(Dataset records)
:::::

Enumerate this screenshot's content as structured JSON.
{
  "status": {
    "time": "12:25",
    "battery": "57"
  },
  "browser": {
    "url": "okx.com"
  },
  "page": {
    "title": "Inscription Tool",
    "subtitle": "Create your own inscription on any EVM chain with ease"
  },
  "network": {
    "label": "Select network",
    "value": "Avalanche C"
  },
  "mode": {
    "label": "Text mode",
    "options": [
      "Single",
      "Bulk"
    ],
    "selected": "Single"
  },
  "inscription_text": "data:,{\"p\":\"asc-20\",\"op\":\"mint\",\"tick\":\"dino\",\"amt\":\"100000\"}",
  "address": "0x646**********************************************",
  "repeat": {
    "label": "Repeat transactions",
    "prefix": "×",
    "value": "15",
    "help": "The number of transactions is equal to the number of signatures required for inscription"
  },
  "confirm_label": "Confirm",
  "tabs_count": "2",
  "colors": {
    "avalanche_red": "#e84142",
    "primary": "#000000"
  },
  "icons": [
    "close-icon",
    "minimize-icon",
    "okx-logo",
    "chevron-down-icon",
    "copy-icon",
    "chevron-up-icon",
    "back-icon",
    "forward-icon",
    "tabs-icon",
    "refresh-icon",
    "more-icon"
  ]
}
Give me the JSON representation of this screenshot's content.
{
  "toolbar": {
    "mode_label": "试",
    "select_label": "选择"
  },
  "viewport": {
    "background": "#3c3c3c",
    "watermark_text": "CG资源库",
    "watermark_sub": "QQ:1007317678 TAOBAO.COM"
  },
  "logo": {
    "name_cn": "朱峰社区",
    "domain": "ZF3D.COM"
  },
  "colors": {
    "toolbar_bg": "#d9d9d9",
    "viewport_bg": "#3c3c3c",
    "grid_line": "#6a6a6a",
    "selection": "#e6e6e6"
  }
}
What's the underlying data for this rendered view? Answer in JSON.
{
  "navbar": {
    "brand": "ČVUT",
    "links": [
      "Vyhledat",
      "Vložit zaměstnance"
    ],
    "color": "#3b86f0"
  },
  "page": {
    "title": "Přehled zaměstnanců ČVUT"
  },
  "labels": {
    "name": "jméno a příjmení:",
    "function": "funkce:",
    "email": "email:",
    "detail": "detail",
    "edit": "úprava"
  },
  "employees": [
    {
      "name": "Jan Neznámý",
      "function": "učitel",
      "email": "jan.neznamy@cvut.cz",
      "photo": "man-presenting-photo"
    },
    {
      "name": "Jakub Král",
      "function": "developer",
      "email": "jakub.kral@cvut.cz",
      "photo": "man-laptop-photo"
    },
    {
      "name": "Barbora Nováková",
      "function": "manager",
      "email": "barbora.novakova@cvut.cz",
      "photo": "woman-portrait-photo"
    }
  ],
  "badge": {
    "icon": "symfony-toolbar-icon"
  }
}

:::::

SET TASK: Write out the entries above word for word.

WORKED SOLUTION:
Enumerate this screenshot's content as structured JSON.
{
  "status": {
    "time": "12:25",
    "battery": "57"
  },
  "browser": {
    "url": "okx.com"
  },
  "page": {
    "title": "Inscription Tool",
    "subtitle": "Create your own inscription on any EVM chain with ease"
  },
  "network": {
    "label": "Select network",
    "value": "Avalanche C"
  },
  "mode": {
    "label": "Text mode",
    "options": [
      "Single",
      "Bulk"
    ],
    "selected": "Single"
  },
  "inscription_text": "data:,{\"p\":\"asc-20\",\"op\":\"mint\",\"tick\":\"dino\",\"amt\":\"100000\"}",
  "address": "0x646**********************************************",
  "repeat": {
    "label": "Repeat transactions",
    "prefix": "×",
    "value": "15",
    "help": "The number of transactions is equal to the number of signatures required for inscription"
  },
  "confirm_label": "Confirm",
  "tabs_count": "2",
  "colors": {
    "avalanche_red": "#e84142",
    "primary": "#000000"
  },
  "icons": [
    "close-icon",
    "minimize-icon",
    "okx-logo",
    "chevron-down-icon",
    "copy-icon",
    "chevron-up-icon",
    "back-icon",
    "forward-icon",
    "tabs-icon",
    "refresh-icon",
    "more-icon"
  ]
}
Give me the JSON representation of this screenshot's content.
{
  "toolbar": {
    "mode_label": "试",
    "select_label": "选择"
  },
  "viewport": {
    "background": "#3c3c3c",
    "watermark_text": "CG资源库",
    "watermark_sub": "QQ:1007317678 TAOBAO.COM"
  },
  "logo": {
    "name_cn": "朱峰社区",
    "domain": "ZF3D.COM"
  },
  "colors": {
    "toolbar_bg": "#d9d9d9",
    "viewport_bg": "#3c3c3c",
    "grid_line": "#6a6a6a",
    "selection": "#e6e6e6"
  }
}
What's the underlying data for this rendered view? Answer in JSON.
{
  "navbar": {
    "brand": "ČVUT",
    "links": [
      "Vyhledat",
      "Vložit zaměstnance"
    ],
    "color": "#3b86f0"
  },
  "page": {
    "title": "Přehled zaměstnanců ČVUT"
  },
  "labels": {
    "name": "jméno a příjmení:",
    "function": "funkce:",
    "email": "email:",
    "detail": "detail",
    "edit": "úprava"
  },
  "employees": [
    {
      "name": "Jan Neznámý",
      "function": "učitel",
      "email": "jan.neznamy@cvut.cz",
      "photo": "man-presenting-photo"
    },
    {
      "name": "Jakub Král",
      "function": "developer",
      "email": "jakub.kral@cvut.cz",
      "photo": "man-laptop-photo"
    },
    {
      "name": "Barbora Nováková",
      "function": "manager",
      "email": "barbora.novakova@cvut.cz",
      "photo": "woman-portrait-photo"
    }
  ],
  "badge": {
    "icon": "symfony-toolbar-icon"
  }
}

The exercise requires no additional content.